Select every line containing the word "Oversaw" from the material, and copy those lines.
□ □ □ □ □ □ □
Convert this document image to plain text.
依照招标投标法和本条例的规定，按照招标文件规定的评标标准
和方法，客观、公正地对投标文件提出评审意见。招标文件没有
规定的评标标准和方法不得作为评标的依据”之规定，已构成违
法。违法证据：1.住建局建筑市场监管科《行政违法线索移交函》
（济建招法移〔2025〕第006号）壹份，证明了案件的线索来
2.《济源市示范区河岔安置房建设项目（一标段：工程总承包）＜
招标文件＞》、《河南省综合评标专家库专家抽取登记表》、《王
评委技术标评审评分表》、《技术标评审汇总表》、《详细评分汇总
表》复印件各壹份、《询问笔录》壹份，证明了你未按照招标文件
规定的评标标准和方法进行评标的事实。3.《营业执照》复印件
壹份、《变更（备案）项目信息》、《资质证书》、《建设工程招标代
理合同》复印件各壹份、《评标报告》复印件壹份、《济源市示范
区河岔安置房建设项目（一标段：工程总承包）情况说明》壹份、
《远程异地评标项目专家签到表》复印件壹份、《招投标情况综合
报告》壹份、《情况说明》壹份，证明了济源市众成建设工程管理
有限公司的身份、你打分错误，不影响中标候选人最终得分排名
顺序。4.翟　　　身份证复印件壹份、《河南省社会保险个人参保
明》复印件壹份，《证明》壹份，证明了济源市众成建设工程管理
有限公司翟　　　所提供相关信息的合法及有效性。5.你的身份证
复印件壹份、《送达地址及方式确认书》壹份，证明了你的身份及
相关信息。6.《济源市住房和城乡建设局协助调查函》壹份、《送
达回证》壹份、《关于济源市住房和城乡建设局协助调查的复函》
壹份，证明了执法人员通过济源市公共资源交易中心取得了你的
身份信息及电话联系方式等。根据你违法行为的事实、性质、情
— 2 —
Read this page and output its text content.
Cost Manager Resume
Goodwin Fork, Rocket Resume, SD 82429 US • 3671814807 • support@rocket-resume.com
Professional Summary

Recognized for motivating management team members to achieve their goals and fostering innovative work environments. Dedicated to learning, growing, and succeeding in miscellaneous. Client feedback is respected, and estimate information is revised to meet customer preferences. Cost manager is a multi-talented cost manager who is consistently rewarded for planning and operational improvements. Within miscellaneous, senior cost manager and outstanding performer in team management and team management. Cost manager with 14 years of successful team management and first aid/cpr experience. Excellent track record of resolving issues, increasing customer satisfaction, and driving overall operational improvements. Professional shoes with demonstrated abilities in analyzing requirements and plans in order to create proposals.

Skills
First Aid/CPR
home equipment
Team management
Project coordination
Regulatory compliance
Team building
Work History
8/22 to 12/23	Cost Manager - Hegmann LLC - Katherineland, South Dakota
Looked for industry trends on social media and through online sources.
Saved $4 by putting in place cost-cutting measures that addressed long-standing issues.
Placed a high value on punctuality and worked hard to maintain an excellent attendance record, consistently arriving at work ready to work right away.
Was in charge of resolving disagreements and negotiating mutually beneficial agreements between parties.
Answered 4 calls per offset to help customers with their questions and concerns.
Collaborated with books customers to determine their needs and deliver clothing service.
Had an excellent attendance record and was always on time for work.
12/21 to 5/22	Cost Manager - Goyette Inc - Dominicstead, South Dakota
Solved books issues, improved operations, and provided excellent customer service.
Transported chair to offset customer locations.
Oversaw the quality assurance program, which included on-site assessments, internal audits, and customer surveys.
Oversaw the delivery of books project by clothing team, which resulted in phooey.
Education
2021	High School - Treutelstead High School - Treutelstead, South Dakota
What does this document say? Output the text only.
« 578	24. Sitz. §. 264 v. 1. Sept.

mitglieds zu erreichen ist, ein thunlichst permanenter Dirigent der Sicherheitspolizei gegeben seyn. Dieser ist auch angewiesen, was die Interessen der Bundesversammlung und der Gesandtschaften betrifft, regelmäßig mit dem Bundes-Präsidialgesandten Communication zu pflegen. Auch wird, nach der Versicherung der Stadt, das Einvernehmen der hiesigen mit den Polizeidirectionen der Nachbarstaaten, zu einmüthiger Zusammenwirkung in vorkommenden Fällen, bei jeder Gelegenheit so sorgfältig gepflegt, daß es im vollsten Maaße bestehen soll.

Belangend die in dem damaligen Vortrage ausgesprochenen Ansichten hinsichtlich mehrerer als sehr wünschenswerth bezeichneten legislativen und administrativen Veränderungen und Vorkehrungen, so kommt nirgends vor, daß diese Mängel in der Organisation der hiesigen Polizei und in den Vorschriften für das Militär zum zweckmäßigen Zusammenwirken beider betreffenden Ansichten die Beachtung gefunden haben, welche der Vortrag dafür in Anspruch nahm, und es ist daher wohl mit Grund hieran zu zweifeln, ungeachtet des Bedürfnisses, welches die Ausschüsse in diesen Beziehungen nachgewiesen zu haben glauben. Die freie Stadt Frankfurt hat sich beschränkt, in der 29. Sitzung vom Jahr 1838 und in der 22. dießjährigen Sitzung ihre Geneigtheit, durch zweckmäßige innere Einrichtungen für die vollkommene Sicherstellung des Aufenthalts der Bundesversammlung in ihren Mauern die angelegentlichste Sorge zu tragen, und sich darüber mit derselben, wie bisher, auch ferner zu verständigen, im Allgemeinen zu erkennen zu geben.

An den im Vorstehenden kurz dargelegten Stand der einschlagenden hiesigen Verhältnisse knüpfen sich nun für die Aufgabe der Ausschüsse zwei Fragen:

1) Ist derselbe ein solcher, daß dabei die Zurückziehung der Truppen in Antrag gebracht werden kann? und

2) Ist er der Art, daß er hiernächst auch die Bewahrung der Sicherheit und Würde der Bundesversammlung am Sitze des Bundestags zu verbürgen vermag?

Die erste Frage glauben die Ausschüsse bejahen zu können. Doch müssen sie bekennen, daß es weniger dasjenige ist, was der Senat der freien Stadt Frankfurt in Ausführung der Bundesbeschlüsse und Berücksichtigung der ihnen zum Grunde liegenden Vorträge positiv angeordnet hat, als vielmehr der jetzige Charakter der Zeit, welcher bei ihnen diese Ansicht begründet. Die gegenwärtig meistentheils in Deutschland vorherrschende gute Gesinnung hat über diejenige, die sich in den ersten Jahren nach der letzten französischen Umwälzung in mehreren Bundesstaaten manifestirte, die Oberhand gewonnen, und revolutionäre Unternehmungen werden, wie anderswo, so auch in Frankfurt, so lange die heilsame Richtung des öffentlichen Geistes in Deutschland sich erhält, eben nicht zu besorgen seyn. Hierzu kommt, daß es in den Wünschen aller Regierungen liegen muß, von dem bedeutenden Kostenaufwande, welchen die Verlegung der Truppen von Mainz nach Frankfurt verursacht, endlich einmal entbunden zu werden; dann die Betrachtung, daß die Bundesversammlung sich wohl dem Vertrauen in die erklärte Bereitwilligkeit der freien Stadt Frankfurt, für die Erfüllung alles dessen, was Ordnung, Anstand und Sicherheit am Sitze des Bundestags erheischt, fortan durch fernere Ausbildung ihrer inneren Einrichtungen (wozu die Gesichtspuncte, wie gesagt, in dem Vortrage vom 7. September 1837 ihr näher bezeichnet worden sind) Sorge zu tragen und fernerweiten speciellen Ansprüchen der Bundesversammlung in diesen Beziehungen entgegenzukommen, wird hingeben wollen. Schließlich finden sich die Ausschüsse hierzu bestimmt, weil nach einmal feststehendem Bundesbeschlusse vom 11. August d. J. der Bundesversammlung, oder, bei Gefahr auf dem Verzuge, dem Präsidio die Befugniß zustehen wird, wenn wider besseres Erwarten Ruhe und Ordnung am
□ □ □ □ □ □ □
TASK OUTPUT —
Oversaw the quality assurance program, which included on-site assessments, internal audits, and customer surveys.
Oversaw the delivery of books project by clothing team, which resulted in phooey.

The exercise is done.